-- start of Data --

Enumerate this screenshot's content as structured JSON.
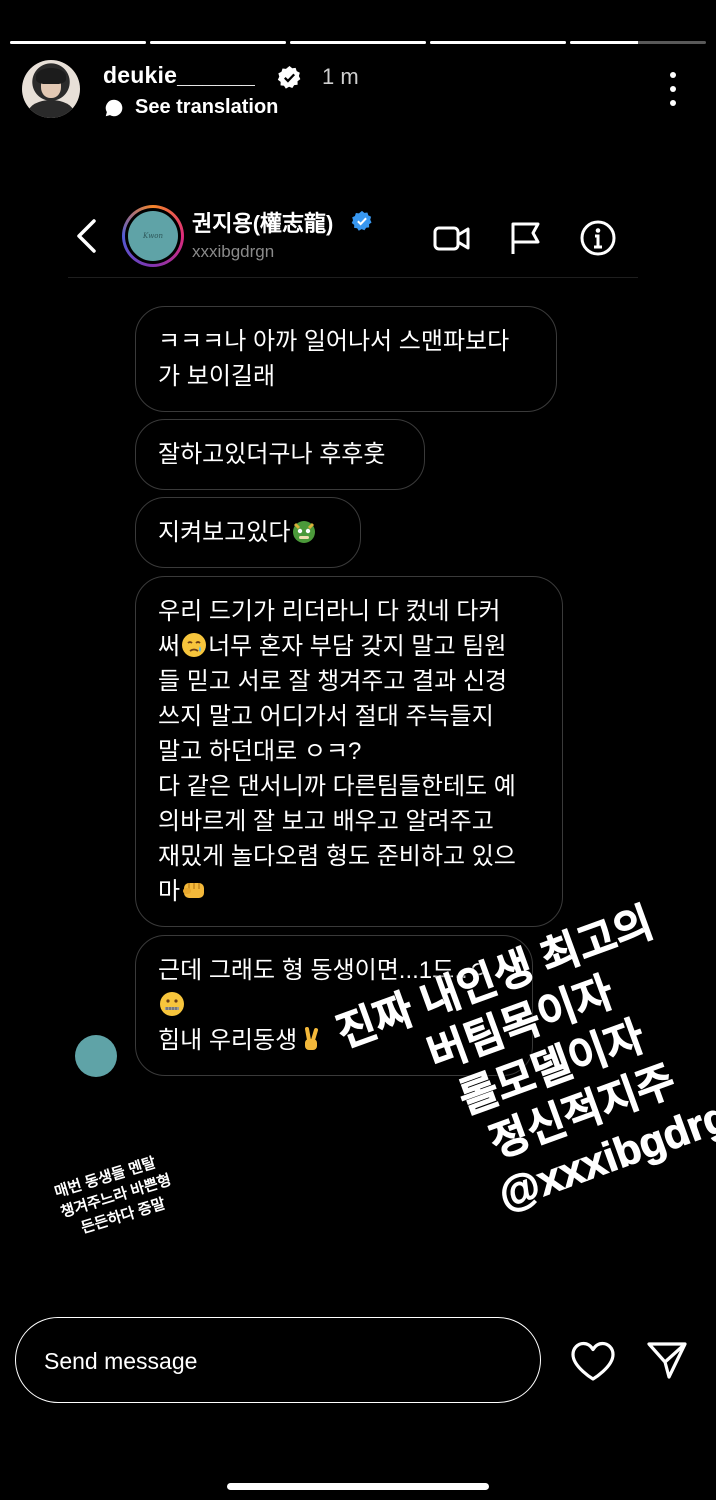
{
  "story": {
    "progress": [
      1,
      1,
      1,
      1,
      0.5
    ],
    "username": "deukie______",
    "time": "1 m",
    "translate_label": "See translation",
    "avatar_icon": "user-avatar",
    "menu_icon": "more-vertical-icon"
  },
  "dm": {
    "name": "권지용(權志龍)",
    "handle": "xxxibgdrgn",
    "icons": {
      "back": "chevron-left-icon",
      "video": "video-call-icon",
      "report": "flag-icon",
      "info": "info-icon"
    }
  },
  "messages": [
    {
      "lines": [
        "ㅋㅋㅋ나 아까 일어나서 스맨파보다",
        "가 보이길래"
      ]
    },
    {
      "lines": [
        "잘하고있더구나 후후훗"
      ]
    },
    {
      "lines": [
        "지켜보고있다"
      ],
      "emoji": "dragon-emoji"
    },
    {
      "lines": [
        "우리 드기가 리더라니 다 컸네 다커",
        "써",
        "너무 혼자 부담 갖지 말고 팀원",
        "들 믿고 서로 잘 챙겨주고 결과 신경",
        "쓰지 말고 어디가서 절대 주늑들지",
        "말고 하던대로 ㅇㅋ?",
        "다 같은 댄서니까 다른팀들한테도 예",
        "의바르게 잘 보고 배우고 알려주고",
        "재밌게 놀다오렴 형도 준비하고 있으",
        "마"
      ],
      "emoji": [
        "crying-face-emoji",
        "fist-emoji"
      ]
    },
    {
      "lines": [
        "근데 그래도 형 동생이면...1드..ㅇ",
        "",
        "힘내 우리동생"
      ],
      "emoji": [
        "zipper-mouth-emoji",
        "crossed-fingers-emoji"
      ]
    }
  ],
  "overlay_big": [
    "진짜 내인생 최고의",
    "버팀목이자",
    "롤모델이자",
    "정신적지주",
    "@xxxibgdrgn"
  ],
  "overlay_small": [
    "매번 동생들 멘탈",
    "챙겨주느라 바쁜형",
    "든든하다 증말"
  ],
  "reply": {
    "placeholder": "Send message",
    "like_icon": "heart-icon",
    "send_icon": "send-icon"
  },
  "colors": {
    "background": "#000000",
    "bubble_border": "#3a3a3a",
    "verified": "#3897f0",
    "avatar_teal": "#5fa3a7"
  }
}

-- end of Data --

# Task objective
Without including the pictures, return each record above exactly as it stands.

# Answer for the task
Enumerate this screenshot's content as structured JSON.
{
  "story": {
    "progress": [
      1,
      1,
      1,
      1,
      0.5
    ],
    "username": "deukie______",
    "time": "1 m",
    "translate_label": "See translation",
    "avatar_icon": "user-avatar",
    "menu_icon": "more-vertical-icon"
  },
  "dm": {
    "name": "권지용(權志龍)",
    "handle": "xxxibgdrgn",
    "icons": {
      "back": "chevron-left-icon",
      "video": "video-call-icon",
      "report": "flag-icon",
      "info": "info-icon"
    }
  },
  "messages": [
    {
      "lines": [
        "ㅋㅋㅋ나 아까 일어나서 스맨파보다",
        "가 보이길래"
      ]
    },
    {
      "lines": [
        "잘하고있더구나 후후훗"
      ]
    },
    {
      "lines": [
        "지켜보고있다"
      ],
      "emoji": "dragon-emoji"
    },
    {
      "lines": [
        "우리 드기가 리더라니 다 컸네 다커",
        "써",
        "너무 혼자 부담 갖지 말고 팀원",
        "들 믿고 서로 잘 챙겨주고 결과 신경",
        "쓰지 말고 어디가서 절대 주늑들지",
        "말고 하던대로 ㅇㅋ?",
        "다 같은 댄서니까 다른팀들한테도 예",
        "의바르게 잘 보고 배우고 알려주고",
        "재밌게 놀다오렴 형도 준비하고 있으",
        "마"
      ],
      "emoji": [
        "crying-face-emoji",
        "fist-emoji"
      ]
    },
    {
      "lines": [
        "근데 그래도 형 동생이면...1드..ㅇ",
        "",
        "힘내 우리동생"
      ],
      "emoji": [
        "zipper-mouth-emoji",
        "crossed-fingers-emoji"
      ]
    }
  ],
  "overlay_big": [
    "진짜 내인생 최고의",
    "버팀목이자",
    "롤모델이자",
    "정신적지주",
    "@xxxibgdrgn"
  ],
  "overlay_small": [
    "매번 동생들 멘탈",
    "챙겨주느라 바쁜형",
    "든든하다 증말"
  ],
  "reply": {
    "placeholder": "Send message",
    "like_icon": "heart-icon",
    "send_icon": "send-icon"
  },
  "colors": {
    "background": "#000000",
    "bubble_border": "#3a3a3a",
    "verified": "#3897f0",
    "avatar_teal": "#5fa3a7"
  }
}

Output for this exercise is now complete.